**Consigne A**. Relevez tous les combats nommément cités dans l'article sur la lutte sénégalaise comme ayant été montés en pré-campagne et campagne électorale.
**Consigne B**. Reprenez le fil de l'article sur la lutte sénégalaise à la suite de sa dernière phrase et rédigez-en la suite.

**Texte proposé**.
=-=-=-=-=
CHAQUE ANNEE, DES MILLIARDS DE DENIERS PUBLICS SE VOLATISENT DANS L’ARENE
Aujourd’hui, nous revenons sur les relations entre les responsables politiques et les acteurs de la lutte pour poser la question : Rupture ou continuité ?
Dans son édition du vendredi 05 avril dernier, « Le Témoin » se félicitait de la déroute des lutteurs et promoteurs avec la chute du régime de Macky Sall. Et surtout quand on sait que la plupart d’entre eux ne s’activaient qu’au rythme des tam-tams financiers des responsables politiques de l’Apr/Bby. D’où l’instrumentalisation de la lutte, rimant avec la tympanisation des citoyens, à des fins politiques. Aujourd’hui, nous revenons sur les relations entre les responsables politiques et les acteurs de la lutte pour poser la question : Rupture ou continuité ?
Pour mieux camper le « face-to-face » de la déroute électorale des lutteurs et responsables politiques d’une part ; lutteurs et « businessman » de la frappe (door marteau !) d’autre part, il nous « déplait » de rappeler que, durant les douze de règne de l’Alliance pour le Progrès (Apr) de Macky Sall, tous ces acteurs de la lutte s’étaient ligués contre les leaders de l’opposition. Et particulièrement les responsables politiques aux colorations « Pastef ». D’où l’instrumentalisation de la lutte sénégalaise — et la tympanisation des citoyens ! — à des fins politiques. Pour matérialiser cette politisation politicienne de l’arène, managers, lutteurs et promoteurs avaient fini par loger dans leur agenda financier annuel d’innombrables combats ou « drapeaux » dédiés aux « Aperistes » : « Drapeau Boun Abdallah Dionne», «Drapeau Cheikh Kanté », «Drapeau Youssou Ndour », «Drapeau Marieme Faye Sall », «Drapeau Matar Ba », « Drapeau Amadou Ba », «Drapeau ElHaj Mansour Mbaye », «Drapeau Lat Diop » etc. Au delà de ces drapeaux aux parrainages « Apéristes », les promoteurs-politiciens, en complicité avec le ministre des Sports Lat Diop, remplacé juste avant l’élection présidentielle par Mame Mbaye Niang, ont eu à ficeler plusieurs combats en pleine pré-campagne et campagne électorale. Ce pour divertir le bon peuple et détourner son attention des multiples scandales du pays. Voire d’un éventuel holdup électoral. Les combats montés étaient les suivants : Siteu /Narou Sogas, Modou Lo /Boy Niang, Landy Fall /Tidiane, Gora Gaye/Khérou Ngor, Gris Bordeaux /Ama Baldé et autres affiches passionnantes.
=-=-=-=-=
**Données fournies**.
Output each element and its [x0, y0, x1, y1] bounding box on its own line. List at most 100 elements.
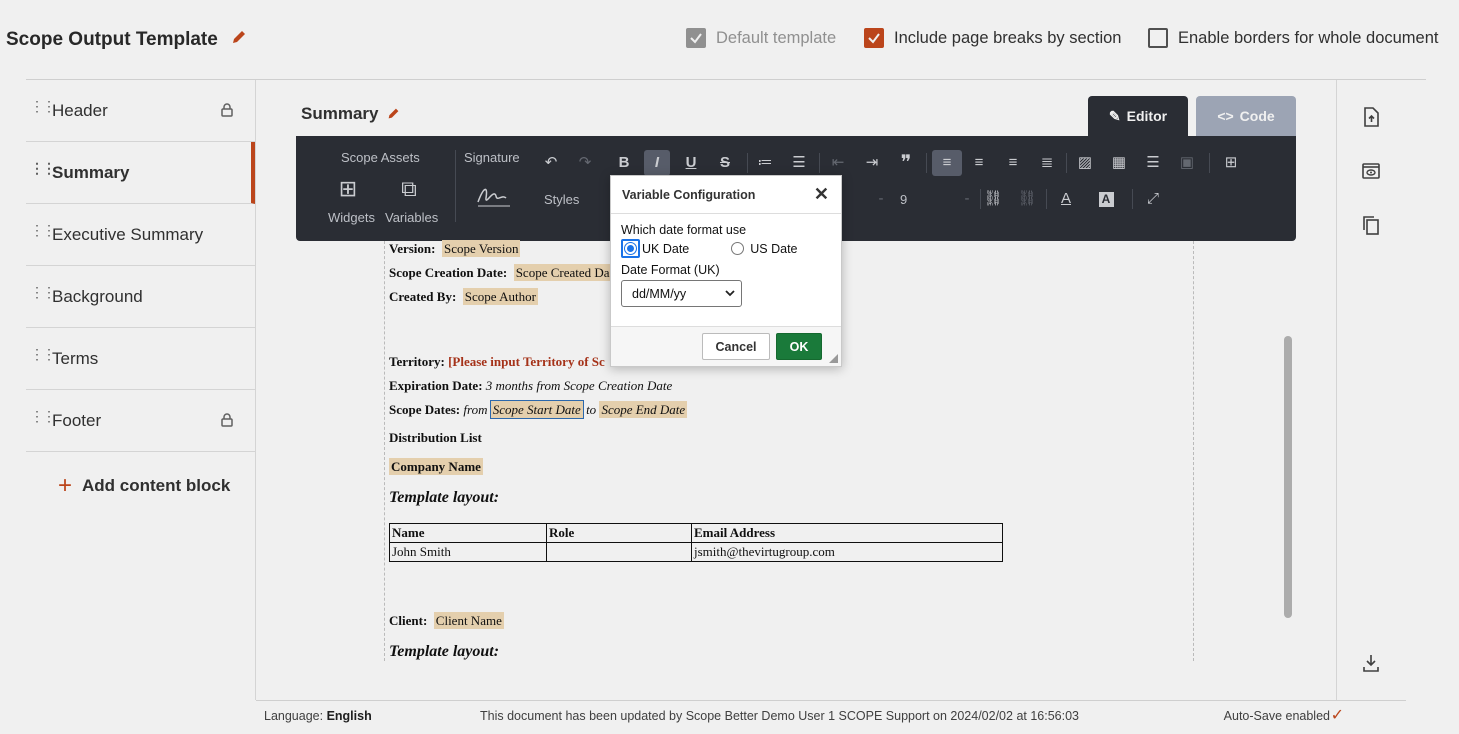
align-center-icon[interactable]: ≡ [966, 150, 992, 176]
blockquote-icon[interactable]: ❞ [893, 150, 919, 176]
variables-icon[interactable]: ⧉ [396, 176, 422, 202]
variable-chip[interactable]: Client Name [433, 612, 504, 629]
show-blocks-icon[interactable]: ⊞ [1218, 150, 1244, 176]
uk-date-radio-focus[interactable] [621, 239, 640, 258]
resize-handle-icon[interactable] [829, 354, 838, 363]
variable-chip[interactable]: Company Name [389, 458, 483, 475]
table-icon[interactable]: ▦ [1106, 150, 1132, 176]
image-icon[interactable]: ▨ [1072, 150, 1098, 176]
drag-handle-icon[interactable]: ⋮⋮ [30, 99, 56, 113]
sidebar-item-terms[interactable]: ⋮⋮ Terms [26, 328, 255, 390]
tab-code[interactable]: <> Code [1196, 96, 1296, 136]
preview-icon[interactable] [1360, 160, 1382, 187]
italic-button[interactable]: I [644, 150, 670, 176]
horizontal-line-icon[interactable]: ☰ [1140, 150, 1166, 176]
link-icon[interactable]: ⛓ [980, 186, 1006, 212]
indent-icon[interactable]: ⇥ [859, 150, 885, 176]
bold-button[interactable]: B [611, 150, 637, 176]
page-break-icon[interactable]: ▣ [1174, 150, 1200, 176]
borders-label: Enable borders for whole document [1178, 28, 1439, 47]
territory-placeholder: [Please input Territory of Sc [448, 354, 605, 369]
strikethrough-button[interactable]: S [712, 150, 738, 176]
undo-icon[interactable]: ↶ [538, 150, 564, 176]
table-cell[interactable]: John Smith [389, 542, 547, 562]
language-value: English [326, 709, 372, 723]
unlink-icon[interactable]: ⛓ [1014, 186, 1040, 212]
add-content-block-button[interactable]: + Add content block [58, 472, 230, 500]
us-date-radio[interactable] [731, 242, 745, 255]
sidebar-item-summary[interactable]: ⋮⋮ Summary [26, 142, 255, 204]
widgets-icon[interactable]: ⊞ [335, 176, 361, 202]
maximize-icon[interactable]: ⤢ [1140, 186, 1166, 212]
upload-file-icon[interactable] [1360, 106, 1382, 133]
drag-handle-icon[interactable]: ⋮⋮ [30, 223, 56, 237]
font-size-decrease-icon[interactable]: - [868, 186, 894, 212]
language-label: Language: [264, 709, 324, 723]
us-date-label[interactable]: US Date [750, 242, 797, 256]
distribution-table[interactable]: Name Role Email Address John Smith jsmit… [389, 523, 1003, 562]
sidebar-item-background[interactable]: ⋮⋮ Background [26, 266, 255, 328]
date-format-select[interactable]: dd/MM/yy [621, 280, 742, 307]
background-color-icon[interactable]: A [1093, 186, 1119, 212]
underline-button[interactable]: U [678, 150, 704, 176]
redo-icon[interactable]: ↷ [572, 150, 598, 176]
version-label: Version: [389, 241, 436, 256]
add-content-block-label: Add content block [82, 476, 231, 495]
uk-date-label[interactable]: UK Date [642, 242, 689, 256]
numbered-list-icon[interactable]: ≔ [752, 150, 778, 176]
drag-handle-icon[interactable]: ⋮⋮ [30, 409, 56, 423]
dialog-title: Variable Configuration [622, 187, 756, 202]
close-icon[interactable]: ✕ [814, 185, 829, 203]
checkbox-checked-icon[interactable] [864, 28, 884, 48]
variable-chip[interactable]: Scope Created Da [513, 264, 612, 281]
drag-handle-icon[interactable]: ⋮⋮ [30, 285, 56, 299]
cancel-button[interactable]: Cancel [702, 333, 770, 360]
creation-label: Scope Creation Date: [389, 265, 508, 280]
styles-dropdown[interactable]: Styles [544, 192, 579, 207]
drag-handle-icon[interactable]: ⋮⋮ [30, 161, 56, 175]
variables-label[interactable]: Variables [385, 210, 438, 225]
font-size-value[interactable]: 9 [900, 192, 907, 207]
variable-chip[interactable]: Scope Version [441, 240, 521, 257]
variable-chip-selected[interactable]: Scope Start Date [489, 400, 584, 419]
document-scrollbar[interactable] [1284, 336, 1292, 618]
checkbox-unchecked-icon[interactable] [1148, 28, 1168, 48]
dialog-header: Variable Configuration ✕ [611, 176, 841, 214]
font-size-increase-icon[interactable]: - [954, 186, 980, 212]
variable-chip[interactable]: Scope Author [462, 288, 538, 305]
align-justify-icon[interactable]: ≣ [1034, 150, 1060, 176]
page-breaks-checkbox[interactable]: Include page breaks by section [864, 28, 1121, 48]
sidebar-item-executive-summary[interactable]: ⋮⋮ Executive Summary [26, 204, 255, 266]
tab-editor[interactable]: ✎ Editor [1088, 96, 1188, 136]
drag-handle-icon[interactable]: ⋮⋮ [30, 347, 56, 361]
table-cell[interactable] [546, 542, 692, 562]
copy-icon[interactable] [1360, 214, 1382, 241]
sidebar-item-footer[interactable]: ⋮⋮ Footer [26, 390, 255, 452]
edit-title-icon[interactable] [231, 29, 247, 51]
signature-label: Signature [464, 150, 520, 165]
table-cell[interactable]: jsmith@thevirtugroup.com [691, 542, 1003, 562]
sidebar-item-label: Header [52, 100, 108, 120]
outdent-icon[interactable]: ⇤ [825, 150, 851, 176]
edit-section-icon[interactable] [387, 105, 400, 125]
sidebar-item-label: Executive Summary [52, 224, 204, 244]
widgets-label[interactable]: Widgets [328, 210, 375, 225]
borders-checkbox[interactable]: Enable borders for whole document [1148, 28, 1439, 48]
ok-button[interactable]: OK [776, 333, 822, 360]
download-icon[interactable] [1360, 652, 1382, 679]
align-right-icon[interactable]: ≡ [1000, 150, 1026, 176]
plus-icon: + [58, 472, 73, 499]
align-left-icon[interactable]: ≡ [932, 150, 962, 176]
date-format-radio-group: UK Date US Date [621, 239, 831, 258]
default-template-checkbox: Default template [686, 28, 836, 48]
signature-icon[interactable] [474, 182, 514, 208]
variable-chip[interactable]: Scope End Date [599, 401, 688, 418]
tab-code-label: Code [1239, 108, 1275, 124]
toolbar-separator [1046, 189, 1047, 209]
text-color-icon[interactable]: A [1053, 186, 1079, 212]
uk-date-radio[interactable] [624, 242, 637, 255]
lock-icon [221, 412, 233, 432]
bullet-list-icon[interactable]: ☰ [786, 150, 812, 176]
sidebar-item-header[interactable]: ⋮⋮ Header [26, 80, 255, 142]
tab-editor-label: Editor [1126, 108, 1168, 124]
=-=-=-=-=
**Réponse A**.
- Siteu / Narou Sogas
- Modou Lo / Boy Niang
- Landy Fall / Tidiane
- Gora Gaye / Khérou Ngor
- Gris Bordeaux / Ama Baldé

**Réponse B**.
En organisant ces chocs de gladiateurs, promoteurs «door marteau » et leaders de la mouvance présidentielle pensaient que la lutte pouvait détourner les jeunes de l’opposition incarnée par Ousmane Sonko. Ils s’étaient trompés de calcul électoral ! Comme l’avait si bien révélé « Le Témoin », la coalition Apr-Bby a perdu au soir du scrutin du 25 mars dernier dans tous les grands centres de vote et quartiers populaires où habitent des lutteurs et promoteurs pro-Macky à savoir Boy Niang 2, Moustapha Guèye « Fass », Balla Gaye 2, Modou Lo, Pape Abdou Fall, Baye Niang 2, Gaston Mbengue, Luc Nicolaï, Mansour Ba, Gris Bordeaux, Kandji Production etc. Ils ont tous subi les quatre appuis infligés par le duo « Diomaye-Sonko » dépourvu de drapeaux, de sponsors, de gris-gris et de marabouts.
Le reveil de l’arène !
Dommage que les politiciens n’apprennent pas des erreurs des autres. Surtout face à l’éveil de la conscience citoyenne des jeunes devenus de plus en plus matures sur le plan politique. Toujours est-il que depuis le président Abdou Diouf jusqu’à ses successeurs Me Abdoulaye Wade et Macky Sall, les promoteurs et managers de lutte sont prompts à s’allier avec les régimes en place. Pourtant, ils ne sont pas des militants politiquement engagés mais des hommes d’affaires intéressés par l’argent. Et rien que par l’argent ! Selon un ancien célèbre chroniqueur de lutte à la retraite, seul le regretté Serigne Modou Niang de « Mouniang Productions » a été fidèle à Abdoulaye Wade jusqu’à son rappel à Dieu. « D’ailleurs, On le surnommait le ‘Promoteur de l’alternance’. Et Serigne Modou Niang l’est resté après le départ du pouvoir de Me Wade en continuant à revendiquer son appartenance au Pds jusqu’à son décès survenu le 28 janvier 2023 » se souvient notre interlocuteur.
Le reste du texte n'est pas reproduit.